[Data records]
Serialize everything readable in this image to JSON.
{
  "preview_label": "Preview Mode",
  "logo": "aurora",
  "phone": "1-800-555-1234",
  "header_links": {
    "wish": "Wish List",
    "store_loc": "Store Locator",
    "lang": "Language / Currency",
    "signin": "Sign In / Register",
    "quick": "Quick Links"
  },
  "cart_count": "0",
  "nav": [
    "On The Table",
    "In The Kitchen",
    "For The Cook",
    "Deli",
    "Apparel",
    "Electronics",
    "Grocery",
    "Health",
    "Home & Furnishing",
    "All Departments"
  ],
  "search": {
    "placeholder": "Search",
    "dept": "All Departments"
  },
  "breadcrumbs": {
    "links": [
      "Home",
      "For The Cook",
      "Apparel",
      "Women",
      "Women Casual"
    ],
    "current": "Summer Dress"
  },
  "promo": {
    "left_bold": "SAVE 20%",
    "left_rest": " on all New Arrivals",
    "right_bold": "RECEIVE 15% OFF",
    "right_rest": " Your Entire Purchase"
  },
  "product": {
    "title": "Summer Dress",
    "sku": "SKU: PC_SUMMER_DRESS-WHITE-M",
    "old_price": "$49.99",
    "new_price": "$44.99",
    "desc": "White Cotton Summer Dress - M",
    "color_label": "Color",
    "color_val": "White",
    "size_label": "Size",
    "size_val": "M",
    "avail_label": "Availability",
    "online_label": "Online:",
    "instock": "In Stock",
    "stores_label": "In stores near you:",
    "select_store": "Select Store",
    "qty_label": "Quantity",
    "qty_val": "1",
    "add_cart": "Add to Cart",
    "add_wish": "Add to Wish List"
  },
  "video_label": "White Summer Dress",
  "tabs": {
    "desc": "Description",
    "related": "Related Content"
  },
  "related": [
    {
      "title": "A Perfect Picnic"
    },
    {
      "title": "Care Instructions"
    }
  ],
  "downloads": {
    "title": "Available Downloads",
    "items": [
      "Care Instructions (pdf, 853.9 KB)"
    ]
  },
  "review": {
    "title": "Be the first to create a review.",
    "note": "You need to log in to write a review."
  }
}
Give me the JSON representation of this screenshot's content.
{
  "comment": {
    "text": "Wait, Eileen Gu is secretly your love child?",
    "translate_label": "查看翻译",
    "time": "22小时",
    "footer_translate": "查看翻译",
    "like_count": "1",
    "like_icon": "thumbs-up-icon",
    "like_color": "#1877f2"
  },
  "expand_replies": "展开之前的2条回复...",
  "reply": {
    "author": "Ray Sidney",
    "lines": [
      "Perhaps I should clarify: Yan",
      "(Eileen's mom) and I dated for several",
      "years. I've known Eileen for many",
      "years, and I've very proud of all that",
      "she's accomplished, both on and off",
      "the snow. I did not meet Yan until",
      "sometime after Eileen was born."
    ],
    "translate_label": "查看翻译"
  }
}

## [GIVEN EXERCISE]
Establish how many lines of the material above hold the word "查看翻译". Nothing but the count should be returned.

## [SOLUTION FOR THIS PROBLEM]
3